+++ Records shown

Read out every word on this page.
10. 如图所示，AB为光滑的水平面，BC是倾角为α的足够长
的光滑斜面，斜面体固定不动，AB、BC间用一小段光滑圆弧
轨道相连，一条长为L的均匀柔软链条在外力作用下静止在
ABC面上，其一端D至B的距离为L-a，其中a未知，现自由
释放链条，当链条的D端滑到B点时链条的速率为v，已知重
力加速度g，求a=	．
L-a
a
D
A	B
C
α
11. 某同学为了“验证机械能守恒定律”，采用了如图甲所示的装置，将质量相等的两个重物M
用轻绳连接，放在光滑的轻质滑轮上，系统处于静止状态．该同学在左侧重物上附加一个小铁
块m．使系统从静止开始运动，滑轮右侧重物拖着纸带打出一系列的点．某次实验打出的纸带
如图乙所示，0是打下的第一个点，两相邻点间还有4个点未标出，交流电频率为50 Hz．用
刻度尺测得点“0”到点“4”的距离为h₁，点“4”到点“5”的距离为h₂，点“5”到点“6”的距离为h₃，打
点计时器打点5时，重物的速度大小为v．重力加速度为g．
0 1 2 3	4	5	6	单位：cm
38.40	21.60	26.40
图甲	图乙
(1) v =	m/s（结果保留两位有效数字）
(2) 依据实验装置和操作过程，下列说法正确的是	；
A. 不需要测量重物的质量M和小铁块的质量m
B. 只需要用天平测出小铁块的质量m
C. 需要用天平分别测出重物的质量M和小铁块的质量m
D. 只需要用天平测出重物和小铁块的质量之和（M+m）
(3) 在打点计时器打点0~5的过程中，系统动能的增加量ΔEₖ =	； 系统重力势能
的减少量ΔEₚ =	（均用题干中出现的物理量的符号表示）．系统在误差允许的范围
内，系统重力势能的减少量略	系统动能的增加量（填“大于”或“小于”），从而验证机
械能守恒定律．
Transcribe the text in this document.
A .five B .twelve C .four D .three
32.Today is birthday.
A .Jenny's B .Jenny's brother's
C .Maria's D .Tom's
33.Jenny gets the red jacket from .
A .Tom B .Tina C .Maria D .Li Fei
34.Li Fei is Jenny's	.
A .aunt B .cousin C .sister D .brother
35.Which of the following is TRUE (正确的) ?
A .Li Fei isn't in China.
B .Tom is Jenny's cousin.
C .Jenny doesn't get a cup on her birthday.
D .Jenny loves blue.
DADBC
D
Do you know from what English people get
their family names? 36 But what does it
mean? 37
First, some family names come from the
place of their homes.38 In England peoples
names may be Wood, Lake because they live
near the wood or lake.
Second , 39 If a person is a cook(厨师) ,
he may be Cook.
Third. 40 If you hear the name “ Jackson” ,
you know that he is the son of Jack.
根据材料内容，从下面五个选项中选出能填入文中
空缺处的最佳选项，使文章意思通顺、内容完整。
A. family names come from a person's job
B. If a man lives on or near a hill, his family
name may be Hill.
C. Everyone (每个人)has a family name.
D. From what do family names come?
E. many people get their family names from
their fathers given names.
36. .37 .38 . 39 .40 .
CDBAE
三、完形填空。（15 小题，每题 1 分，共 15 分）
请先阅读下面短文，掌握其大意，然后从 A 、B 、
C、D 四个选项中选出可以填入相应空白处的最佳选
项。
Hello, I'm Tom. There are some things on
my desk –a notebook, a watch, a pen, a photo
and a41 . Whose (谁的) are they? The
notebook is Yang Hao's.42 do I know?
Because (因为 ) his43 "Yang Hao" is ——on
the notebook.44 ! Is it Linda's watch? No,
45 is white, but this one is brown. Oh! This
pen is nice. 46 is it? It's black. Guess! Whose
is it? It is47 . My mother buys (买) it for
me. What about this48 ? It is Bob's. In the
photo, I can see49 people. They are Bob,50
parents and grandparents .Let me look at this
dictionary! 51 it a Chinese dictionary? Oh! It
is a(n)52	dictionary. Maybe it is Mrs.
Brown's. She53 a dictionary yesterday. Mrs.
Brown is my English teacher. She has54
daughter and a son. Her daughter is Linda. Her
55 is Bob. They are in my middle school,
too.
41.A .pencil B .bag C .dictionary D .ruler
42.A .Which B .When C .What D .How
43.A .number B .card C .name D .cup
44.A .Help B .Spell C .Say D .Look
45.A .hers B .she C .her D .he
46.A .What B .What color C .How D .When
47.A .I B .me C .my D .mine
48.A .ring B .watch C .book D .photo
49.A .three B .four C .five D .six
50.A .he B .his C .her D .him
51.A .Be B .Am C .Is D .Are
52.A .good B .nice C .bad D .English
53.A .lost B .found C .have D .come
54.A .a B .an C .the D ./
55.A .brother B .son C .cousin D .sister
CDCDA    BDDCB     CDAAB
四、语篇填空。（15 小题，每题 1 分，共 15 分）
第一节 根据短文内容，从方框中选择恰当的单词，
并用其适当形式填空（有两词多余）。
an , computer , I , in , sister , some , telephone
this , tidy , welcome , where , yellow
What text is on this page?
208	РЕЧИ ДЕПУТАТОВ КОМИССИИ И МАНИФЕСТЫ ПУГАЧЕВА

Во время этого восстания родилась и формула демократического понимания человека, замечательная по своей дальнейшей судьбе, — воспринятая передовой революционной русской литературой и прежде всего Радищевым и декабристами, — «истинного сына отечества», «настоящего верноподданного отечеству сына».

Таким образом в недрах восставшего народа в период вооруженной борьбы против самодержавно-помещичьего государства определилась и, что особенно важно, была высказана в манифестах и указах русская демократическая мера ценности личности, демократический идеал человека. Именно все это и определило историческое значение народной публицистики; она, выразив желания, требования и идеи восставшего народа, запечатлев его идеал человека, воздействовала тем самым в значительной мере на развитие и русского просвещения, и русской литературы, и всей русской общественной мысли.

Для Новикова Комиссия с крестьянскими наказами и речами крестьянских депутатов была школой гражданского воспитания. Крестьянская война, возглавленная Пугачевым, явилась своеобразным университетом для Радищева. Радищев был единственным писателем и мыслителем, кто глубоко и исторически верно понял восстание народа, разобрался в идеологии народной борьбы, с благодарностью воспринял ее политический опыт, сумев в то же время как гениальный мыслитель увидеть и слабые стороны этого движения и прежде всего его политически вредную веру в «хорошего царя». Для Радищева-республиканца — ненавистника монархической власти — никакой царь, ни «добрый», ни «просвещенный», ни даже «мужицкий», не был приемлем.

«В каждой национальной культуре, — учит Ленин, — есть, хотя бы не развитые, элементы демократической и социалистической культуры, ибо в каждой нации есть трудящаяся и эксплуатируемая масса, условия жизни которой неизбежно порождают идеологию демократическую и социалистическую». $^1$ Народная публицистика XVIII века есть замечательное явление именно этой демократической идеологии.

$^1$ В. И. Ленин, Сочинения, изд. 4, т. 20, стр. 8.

++++++

[Stated exercise]
Reply with the number of lines in the data that include the string "their" and nothing else.

[Solution]
4